■ Records from a data source:
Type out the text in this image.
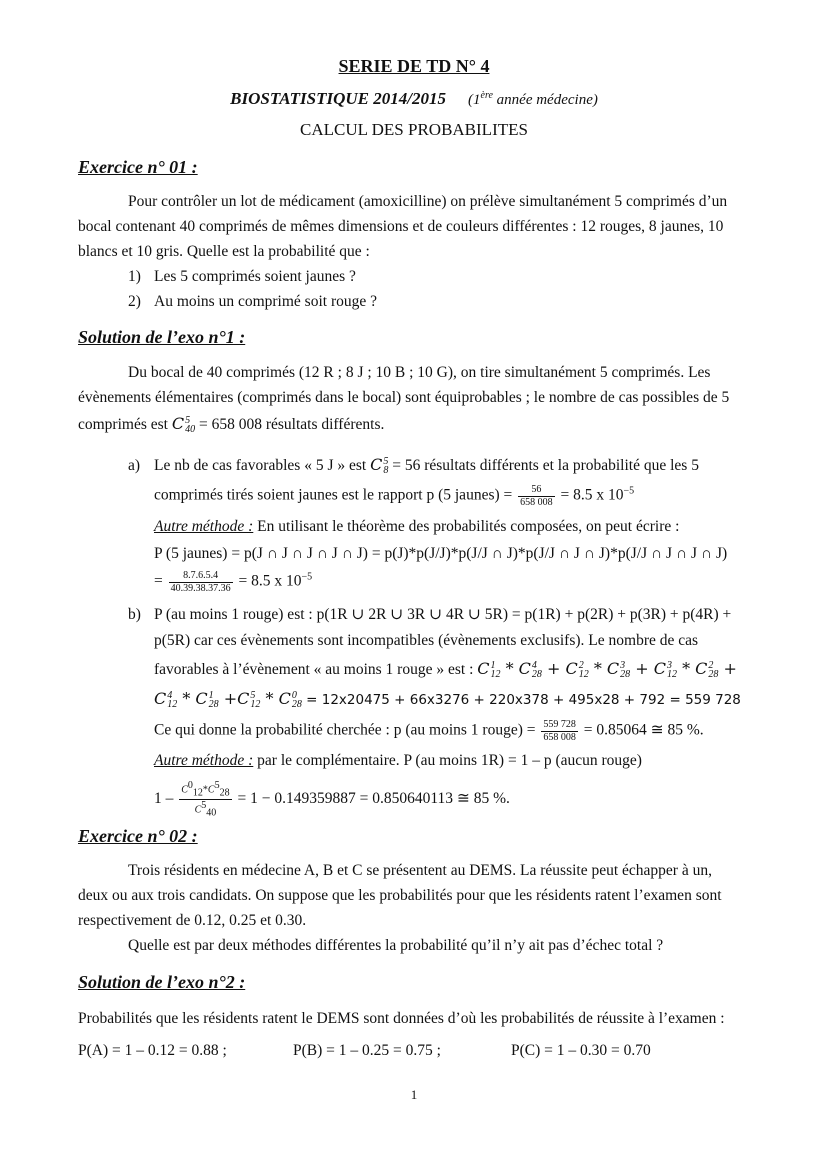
SERIE DE TD N° 4
BIOSTATISTIQUE 2014/2015 (1ère année médecine)
CALCUL DES PROBABILITES
Exercice n° 01 :
Pour contrôler un lot de médicament (amoxicilline) on prélève simultanément 5 comprimés d’un
bocal contenant 40 comprimés de mêmes dimensions et de couleurs différentes : 12 rouges, 8 jaunes, 10
blancs et 10 gris. Quelle est la probabilité que :
1) Les 5 comprimés soient jaunes ?
2) Au moins un comprimé soit rouge ?
Solution de l’exo n°1 :
Du bocal de 40 comprimés (12 R ; 8 J ; 10 B ; 10 G), on tire simultanément 5 comprimés. Les
évènements élémentaires (comprimés dans le bocal) sont équiprobables ; le nombre de cas possibles de 5
comprimés est C 5
40 = 658 008 résultats différents.
a) Le nb de cas favorables « 5 J » est C 5
8 = 56 résultats différents et la probabilité que les 5
comprimés tirés soient jaunes est le rapport p (5 jaunes) = $\frac{56}{658 008} = 8.5$ x $10^{-5}$
Autre méthode : En utilisant le théorème des probabilités composées, on peut écrire :
P (5 jaunes) = p(J ∩ J ∩ J ∩ J ∩ J) = p(J)*p(J/J)*p(J/J ∩ J)*p(J/J ∩ J ∩ J)*p(J/J ∩ J ∩ J ∩ J)
= $\frac{8.7.6.5.4}{40.39.38.37.36} = 8.5$ x $10^{-5}$
b) P (au moins 1 rouge) est : p(1R ∪ 2R ∪ 3R ∪ 4R ∪ 5R) = p(1R) + p(2R) + p(3R) + p(4R) +
p(5R) car ces évènements sont incompatibles (évènements exclusifs). Le nombre de cas
favorables à l’évènement « au moins 1 rouge » est : C 1
12 * C 4
28 + C 2
12 * C 3
28 + C 3
12 * C 2
28 +
C 4
12 * C 1
28 +C 5
12 * C 0
28 = 12x20475 + 66x3276 + 220x378 + 495x28 + 792 = 559 728
Ce qui donne la probabilité cherchée : p (au moins 1 rouge) = $\frac{559 728}{658 008} = 0.85064$ ≅ 85 %.
Autre méthode : par le complémentaire. P (au moins 1R) = 1 – p (aucun rouge)
$1 - \frac{C^0_{12}*C^5_{28}}{C^5_{40}} = 1 - 0.149359887 = 0.850640113$ ≅ 85 %.
Exercice n° 02 :
Trois résidents en médecine A, B et C se présentent au DEMS. La réussite peut échapper à un,
deux ou aux trois candidats. On suppose que les probabilités pour que les résidents ratent l’examen sont
respectivement de 0.12, 0.25 et 0.30.
Quelle est par deux méthodes différentes la probabilité qu’il n’y ait pas d’échec total ?
Solution de l’exo n°2 :
Probabilités que les résidents ratent le DEMS sont données d’où les probabilités de réussite à l’examen :
P(A) = 1 – 0.12 = 0.88 ;	P(B) = 1 – 0.25 = 0.75 ;	P(C) = 1 – 0.30 = 0.70
1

■ DIRECTION: From the data, pick out every line that includes "Solution".

■ COMPLETE OUTPUT:
Solution de l’exo n°1 :
Solution de l’exo n°2 :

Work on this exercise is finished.